DIRECTIONS:
Copy each line of the entries that contains the word "PlayStation".

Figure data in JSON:
-*-
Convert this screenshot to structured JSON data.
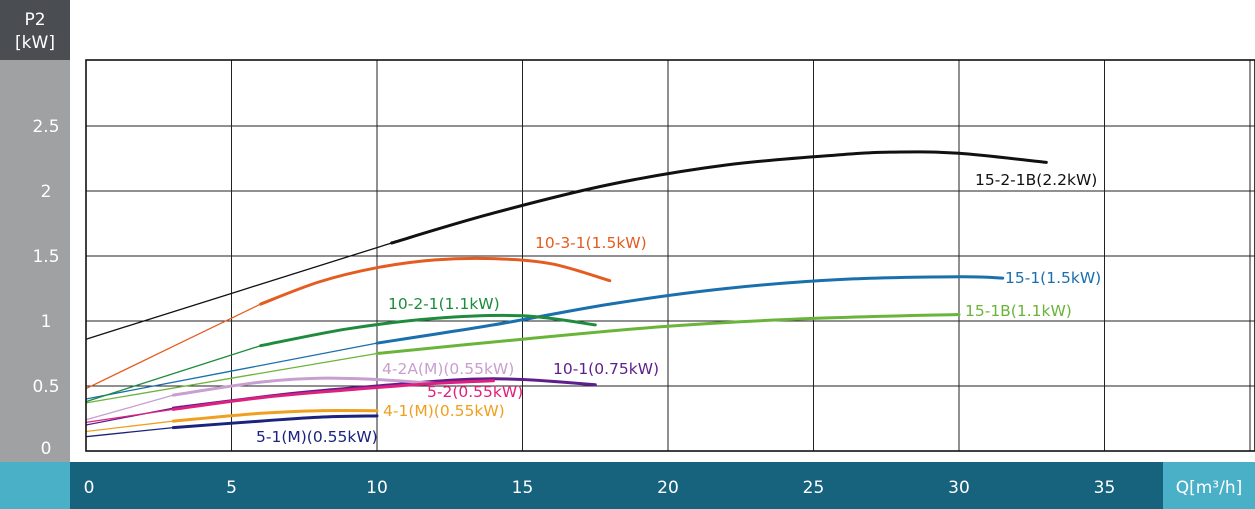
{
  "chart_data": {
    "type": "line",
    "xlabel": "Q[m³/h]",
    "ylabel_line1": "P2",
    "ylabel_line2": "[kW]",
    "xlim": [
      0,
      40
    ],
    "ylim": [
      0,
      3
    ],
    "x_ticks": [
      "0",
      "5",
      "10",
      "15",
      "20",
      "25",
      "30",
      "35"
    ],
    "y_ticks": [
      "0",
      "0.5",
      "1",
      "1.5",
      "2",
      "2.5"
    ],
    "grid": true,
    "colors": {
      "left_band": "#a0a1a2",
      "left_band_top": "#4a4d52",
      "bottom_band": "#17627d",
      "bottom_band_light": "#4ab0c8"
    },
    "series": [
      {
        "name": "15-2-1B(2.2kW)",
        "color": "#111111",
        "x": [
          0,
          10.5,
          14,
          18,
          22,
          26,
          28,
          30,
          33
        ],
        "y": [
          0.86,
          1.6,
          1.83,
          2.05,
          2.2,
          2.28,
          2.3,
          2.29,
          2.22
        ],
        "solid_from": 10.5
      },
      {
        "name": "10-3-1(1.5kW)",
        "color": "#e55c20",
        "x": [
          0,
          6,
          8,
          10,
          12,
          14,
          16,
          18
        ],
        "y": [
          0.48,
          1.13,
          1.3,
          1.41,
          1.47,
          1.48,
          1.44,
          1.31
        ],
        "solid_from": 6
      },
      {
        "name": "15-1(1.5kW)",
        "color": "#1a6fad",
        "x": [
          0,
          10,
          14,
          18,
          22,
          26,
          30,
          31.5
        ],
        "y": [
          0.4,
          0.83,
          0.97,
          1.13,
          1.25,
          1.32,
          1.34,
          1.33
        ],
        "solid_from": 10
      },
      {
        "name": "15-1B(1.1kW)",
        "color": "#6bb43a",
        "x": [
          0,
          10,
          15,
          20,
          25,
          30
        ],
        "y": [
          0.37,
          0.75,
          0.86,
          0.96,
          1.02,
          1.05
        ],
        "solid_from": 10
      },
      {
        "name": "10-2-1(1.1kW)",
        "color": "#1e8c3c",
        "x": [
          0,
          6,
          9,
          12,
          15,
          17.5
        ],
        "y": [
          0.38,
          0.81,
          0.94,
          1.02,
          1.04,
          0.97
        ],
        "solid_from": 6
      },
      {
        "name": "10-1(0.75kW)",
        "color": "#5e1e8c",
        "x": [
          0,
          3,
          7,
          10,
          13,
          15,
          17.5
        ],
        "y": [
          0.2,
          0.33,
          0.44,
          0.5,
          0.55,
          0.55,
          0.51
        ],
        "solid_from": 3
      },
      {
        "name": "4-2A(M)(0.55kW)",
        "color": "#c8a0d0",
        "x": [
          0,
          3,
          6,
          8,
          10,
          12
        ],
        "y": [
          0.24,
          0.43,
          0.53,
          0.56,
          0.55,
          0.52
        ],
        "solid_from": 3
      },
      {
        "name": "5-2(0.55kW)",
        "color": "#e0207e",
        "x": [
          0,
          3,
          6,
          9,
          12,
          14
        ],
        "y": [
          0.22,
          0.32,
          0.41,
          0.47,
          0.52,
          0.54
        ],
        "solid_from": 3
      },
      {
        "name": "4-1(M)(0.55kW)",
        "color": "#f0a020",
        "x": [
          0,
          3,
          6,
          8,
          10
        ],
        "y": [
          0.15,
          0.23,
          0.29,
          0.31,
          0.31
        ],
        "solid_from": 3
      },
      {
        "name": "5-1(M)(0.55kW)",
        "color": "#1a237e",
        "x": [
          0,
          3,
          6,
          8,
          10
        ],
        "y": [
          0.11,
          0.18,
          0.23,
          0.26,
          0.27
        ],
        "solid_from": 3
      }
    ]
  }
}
-*-
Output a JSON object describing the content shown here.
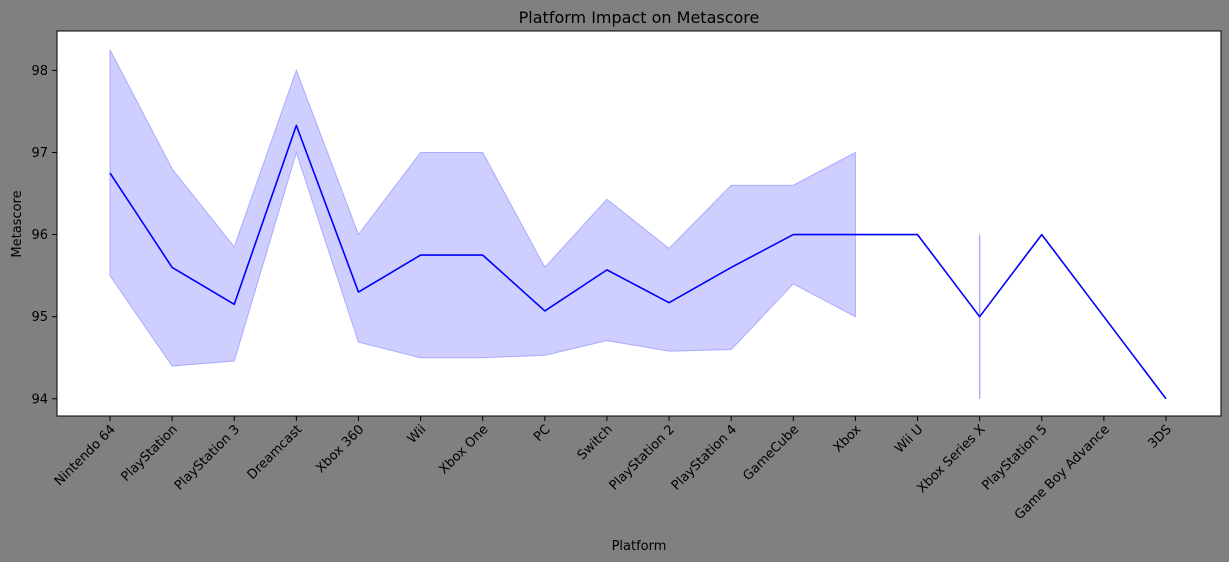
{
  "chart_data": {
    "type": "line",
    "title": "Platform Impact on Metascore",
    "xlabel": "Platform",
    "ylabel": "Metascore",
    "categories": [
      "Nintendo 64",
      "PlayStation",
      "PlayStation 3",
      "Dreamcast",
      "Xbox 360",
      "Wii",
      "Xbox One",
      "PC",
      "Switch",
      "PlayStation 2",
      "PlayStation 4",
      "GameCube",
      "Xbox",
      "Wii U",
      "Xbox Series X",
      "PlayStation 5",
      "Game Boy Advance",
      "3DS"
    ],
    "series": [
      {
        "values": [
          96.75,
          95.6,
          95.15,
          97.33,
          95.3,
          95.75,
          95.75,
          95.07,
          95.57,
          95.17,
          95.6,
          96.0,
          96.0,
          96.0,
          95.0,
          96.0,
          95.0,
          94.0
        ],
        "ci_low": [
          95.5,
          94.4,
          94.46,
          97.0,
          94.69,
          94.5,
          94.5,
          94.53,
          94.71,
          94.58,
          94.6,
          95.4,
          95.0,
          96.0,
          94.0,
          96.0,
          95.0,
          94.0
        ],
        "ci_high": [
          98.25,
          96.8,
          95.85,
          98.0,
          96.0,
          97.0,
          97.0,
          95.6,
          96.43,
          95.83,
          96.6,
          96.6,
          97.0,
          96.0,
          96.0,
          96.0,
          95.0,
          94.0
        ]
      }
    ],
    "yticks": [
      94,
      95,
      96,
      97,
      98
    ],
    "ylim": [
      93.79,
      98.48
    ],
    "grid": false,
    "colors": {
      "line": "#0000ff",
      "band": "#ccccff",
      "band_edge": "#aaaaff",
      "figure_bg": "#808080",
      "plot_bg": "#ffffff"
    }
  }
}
-*-
FINISHED ANSWER:
      "PlayStation",
      "PlayStation 3",
      "PlayStation 2",
      "PlayStation 4",
      "PlayStation 5",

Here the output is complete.